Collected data
-=-=-

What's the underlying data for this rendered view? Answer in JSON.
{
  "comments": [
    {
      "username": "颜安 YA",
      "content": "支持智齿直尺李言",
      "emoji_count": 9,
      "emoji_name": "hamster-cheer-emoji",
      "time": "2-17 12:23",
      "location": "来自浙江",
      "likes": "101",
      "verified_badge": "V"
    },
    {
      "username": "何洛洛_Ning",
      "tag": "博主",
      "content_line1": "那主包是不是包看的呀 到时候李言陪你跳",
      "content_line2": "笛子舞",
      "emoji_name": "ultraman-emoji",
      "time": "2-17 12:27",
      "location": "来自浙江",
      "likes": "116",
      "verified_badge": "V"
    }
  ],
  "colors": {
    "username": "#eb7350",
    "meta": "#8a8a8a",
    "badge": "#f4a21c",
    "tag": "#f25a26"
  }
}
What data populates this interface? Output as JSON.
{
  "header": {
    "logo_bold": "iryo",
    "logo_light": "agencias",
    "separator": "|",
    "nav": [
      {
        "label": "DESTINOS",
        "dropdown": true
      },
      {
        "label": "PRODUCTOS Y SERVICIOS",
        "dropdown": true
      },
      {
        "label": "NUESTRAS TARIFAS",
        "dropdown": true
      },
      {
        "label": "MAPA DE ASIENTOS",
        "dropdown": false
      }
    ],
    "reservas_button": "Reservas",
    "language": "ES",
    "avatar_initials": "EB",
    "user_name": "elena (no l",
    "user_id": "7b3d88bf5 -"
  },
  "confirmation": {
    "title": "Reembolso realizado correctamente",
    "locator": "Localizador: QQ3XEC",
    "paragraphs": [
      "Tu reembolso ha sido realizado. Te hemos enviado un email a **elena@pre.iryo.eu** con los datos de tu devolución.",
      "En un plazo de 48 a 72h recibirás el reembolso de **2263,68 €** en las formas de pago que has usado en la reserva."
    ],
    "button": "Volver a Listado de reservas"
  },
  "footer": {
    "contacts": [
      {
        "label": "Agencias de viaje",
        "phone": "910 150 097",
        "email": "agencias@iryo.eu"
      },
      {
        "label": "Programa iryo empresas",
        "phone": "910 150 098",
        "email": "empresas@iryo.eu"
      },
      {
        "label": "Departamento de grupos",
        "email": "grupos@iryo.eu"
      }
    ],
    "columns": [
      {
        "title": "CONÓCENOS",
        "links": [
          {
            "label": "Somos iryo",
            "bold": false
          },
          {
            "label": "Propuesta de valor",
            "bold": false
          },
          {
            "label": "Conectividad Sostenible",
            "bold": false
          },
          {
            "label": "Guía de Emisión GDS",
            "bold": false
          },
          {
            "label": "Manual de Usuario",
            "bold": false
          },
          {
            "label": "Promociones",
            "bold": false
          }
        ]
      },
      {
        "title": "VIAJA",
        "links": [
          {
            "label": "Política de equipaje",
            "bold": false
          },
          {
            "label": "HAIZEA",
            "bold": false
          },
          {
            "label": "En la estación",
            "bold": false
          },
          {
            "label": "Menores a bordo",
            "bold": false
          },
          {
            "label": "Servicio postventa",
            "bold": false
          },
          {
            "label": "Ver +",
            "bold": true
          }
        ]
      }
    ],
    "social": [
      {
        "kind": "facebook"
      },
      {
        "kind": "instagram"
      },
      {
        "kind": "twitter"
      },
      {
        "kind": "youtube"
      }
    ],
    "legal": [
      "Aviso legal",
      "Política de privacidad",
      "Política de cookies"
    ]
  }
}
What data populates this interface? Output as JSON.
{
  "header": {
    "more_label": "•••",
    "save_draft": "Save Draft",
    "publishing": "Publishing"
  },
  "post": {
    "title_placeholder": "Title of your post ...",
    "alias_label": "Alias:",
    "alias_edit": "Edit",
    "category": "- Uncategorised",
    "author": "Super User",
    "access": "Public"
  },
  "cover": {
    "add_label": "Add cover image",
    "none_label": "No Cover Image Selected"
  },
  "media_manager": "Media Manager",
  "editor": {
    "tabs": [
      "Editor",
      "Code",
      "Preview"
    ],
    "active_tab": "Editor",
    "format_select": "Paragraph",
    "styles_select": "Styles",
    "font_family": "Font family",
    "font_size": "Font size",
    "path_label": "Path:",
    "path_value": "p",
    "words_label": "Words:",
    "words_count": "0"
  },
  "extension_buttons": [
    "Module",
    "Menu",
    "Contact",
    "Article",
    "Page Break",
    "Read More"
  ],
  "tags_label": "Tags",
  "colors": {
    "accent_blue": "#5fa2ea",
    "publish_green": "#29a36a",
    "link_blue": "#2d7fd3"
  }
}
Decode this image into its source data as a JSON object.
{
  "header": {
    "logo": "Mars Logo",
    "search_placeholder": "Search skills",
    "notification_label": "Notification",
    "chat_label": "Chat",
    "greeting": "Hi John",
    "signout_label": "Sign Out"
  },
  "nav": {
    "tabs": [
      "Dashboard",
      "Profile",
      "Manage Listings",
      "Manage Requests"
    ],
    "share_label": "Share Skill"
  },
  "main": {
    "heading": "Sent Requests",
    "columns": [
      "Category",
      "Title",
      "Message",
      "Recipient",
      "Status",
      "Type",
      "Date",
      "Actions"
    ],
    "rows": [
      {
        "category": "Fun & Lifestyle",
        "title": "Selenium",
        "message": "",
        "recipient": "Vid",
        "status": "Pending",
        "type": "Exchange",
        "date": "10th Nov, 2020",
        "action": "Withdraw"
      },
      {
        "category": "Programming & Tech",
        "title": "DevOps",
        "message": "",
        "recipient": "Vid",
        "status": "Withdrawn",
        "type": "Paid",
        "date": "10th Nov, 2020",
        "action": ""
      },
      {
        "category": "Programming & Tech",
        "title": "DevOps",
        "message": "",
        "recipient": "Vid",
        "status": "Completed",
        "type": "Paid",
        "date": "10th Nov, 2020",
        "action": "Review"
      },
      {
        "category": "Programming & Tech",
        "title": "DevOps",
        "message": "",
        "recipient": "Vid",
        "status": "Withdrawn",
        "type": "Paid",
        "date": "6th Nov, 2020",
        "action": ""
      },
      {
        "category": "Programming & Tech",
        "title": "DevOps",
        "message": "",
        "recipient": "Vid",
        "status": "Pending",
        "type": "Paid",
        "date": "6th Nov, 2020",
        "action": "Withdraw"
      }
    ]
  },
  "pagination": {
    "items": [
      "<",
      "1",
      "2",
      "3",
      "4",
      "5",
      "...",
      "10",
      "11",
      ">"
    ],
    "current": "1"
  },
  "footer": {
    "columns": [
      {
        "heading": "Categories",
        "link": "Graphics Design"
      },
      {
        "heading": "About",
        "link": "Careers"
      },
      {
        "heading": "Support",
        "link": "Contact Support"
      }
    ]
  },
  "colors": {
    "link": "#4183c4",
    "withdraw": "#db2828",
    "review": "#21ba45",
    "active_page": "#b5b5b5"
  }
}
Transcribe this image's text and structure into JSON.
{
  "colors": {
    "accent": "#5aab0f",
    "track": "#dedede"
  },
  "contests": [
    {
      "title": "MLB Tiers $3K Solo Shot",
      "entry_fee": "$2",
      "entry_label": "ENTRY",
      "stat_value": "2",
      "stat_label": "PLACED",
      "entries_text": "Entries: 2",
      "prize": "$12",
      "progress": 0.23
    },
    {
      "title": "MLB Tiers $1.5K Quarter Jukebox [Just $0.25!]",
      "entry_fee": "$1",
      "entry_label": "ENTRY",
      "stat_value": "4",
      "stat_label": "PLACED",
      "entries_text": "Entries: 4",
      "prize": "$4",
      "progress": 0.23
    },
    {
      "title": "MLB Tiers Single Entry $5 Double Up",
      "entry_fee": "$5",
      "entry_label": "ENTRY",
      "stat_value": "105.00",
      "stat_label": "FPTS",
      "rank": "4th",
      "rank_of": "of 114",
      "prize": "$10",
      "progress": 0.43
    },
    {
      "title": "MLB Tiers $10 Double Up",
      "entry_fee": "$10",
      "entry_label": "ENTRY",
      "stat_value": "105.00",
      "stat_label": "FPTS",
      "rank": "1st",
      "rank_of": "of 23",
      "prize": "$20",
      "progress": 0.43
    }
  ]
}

-=-=-

§ **Directions**
Copy each line that contains the word "email".

§ **The completed task**
      "Tu reembolso ha sido realizado. Te hemos enviado un email a **elena@pre.iryo.eu** con los datos de tu devolución.",
        "email": "agencias@iryo.eu"
        "email": "empresas@iryo.eu"
        "email": "grupos@iryo.eu"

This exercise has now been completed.